#### DIRECTIONS FOR THIS TASK:
Transcribe all of the material exactly. Any picture in it should be left out.

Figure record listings

start

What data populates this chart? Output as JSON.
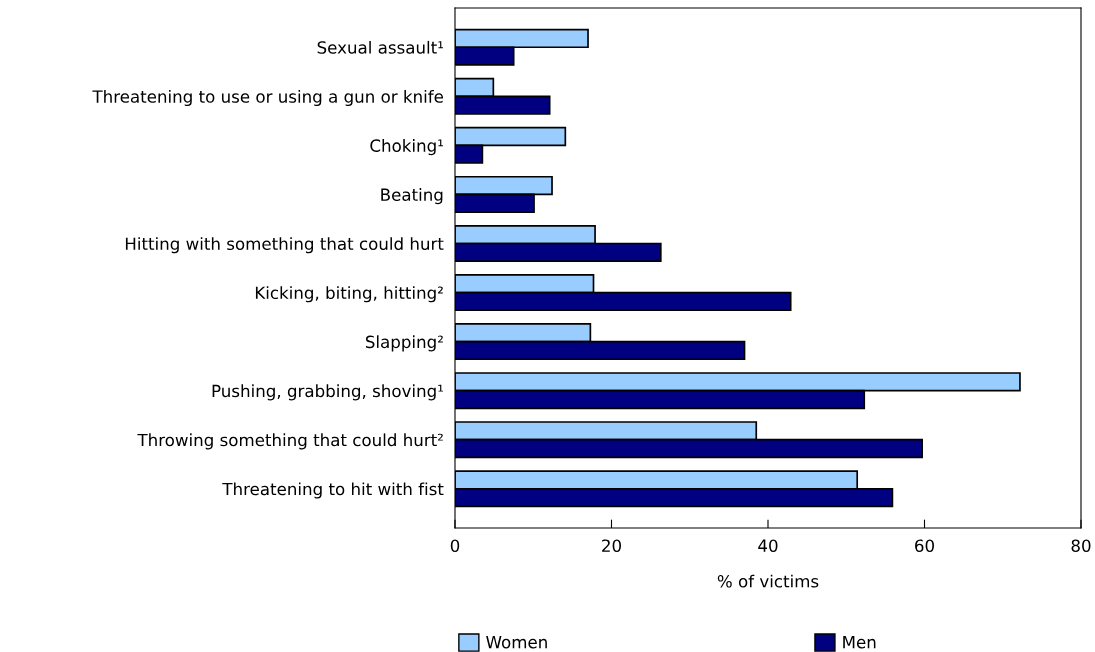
{
  "chart_data": {
    "type": "bar",
    "orientation": "horizontal",
    "xlabel": "% of victims",
    "categories": [
      "Sexual assault¹",
      "Threatening to use or using a gun or knife",
      "Choking¹",
      "Beating",
      "Hitting with something that could hurt",
      "Kicking, biting, hitting²",
      "Slapping²",
      "Pushing, grabbing, shoving¹",
      "Throwing something that could hurt²",
      "Threatening to hit with fist"
    ],
    "series": [
      {
        "name": "Women",
        "color": "#99ccff",
        "values": [
          17.0,
          4.9,
          14.1,
          12.4,
          17.9,
          17.7,
          17.3,
          72.2,
          38.5,
          51.4
        ]
      },
      {
        "name": "Men",
        "color": "#000080",
        "values": [
          7.5,
          12.1,
          3.5,
          10.1,
          26.3,
          42.9,
          37.0,
          52.3,
          59.7,
          55.9
        ]
      }
    ],
    "xlim": [
      0,
      80
    ],
    "xticks": [
      0,
      20,
      40,
      60,
      80
    ],
    "grid": false,
    "legend": "bottom"
  }
}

end

#### SOLUTION FOR THIS PROBLEM:
What data populates this chart? Output as JSON.
{
  "chart_data": {
    "type": "bar",
    "orientation": "horizontal",
    "xlabel": "% of victims",
    "categories": [
      "Sexual assault¹",
      "Threatening to use or using a gun or knife",
      "Choking¹",
      "Beating",
      "Hitting with something that could hurt",
      "Kicking, biting, hitting²",
      "Slapping²",
      "Pushing, grabbing, shoving¹",
      "Throwing something that could hurt²",
      "Threatening to hit with fist"
    ],
    "series": [
      {
        "name": "Women",
        "color": "#99ccff",
        "values": [
          17.0,
          4.9,
          14.1,
          12.4,
          17.9,
          17.7,
          17.3,
          72.2,
          38.5,
          51.4
        ]
      },
      {
        "name": "Men",
        "color": "#000080",
        "values": [
          7.5,
          12.1,
          3.5,
          10.1,
          26.3,
          42.9,
          37.0,
          52.3,
          59.7,
          55.9
        ]
      }
    ],
    "xlim": [
      0,
      80
    ],
    "xticks": [
      0,
      20,
      40,
      60,
      80
    ],
    "grid": false,
    "legend": "bottom"
  }
}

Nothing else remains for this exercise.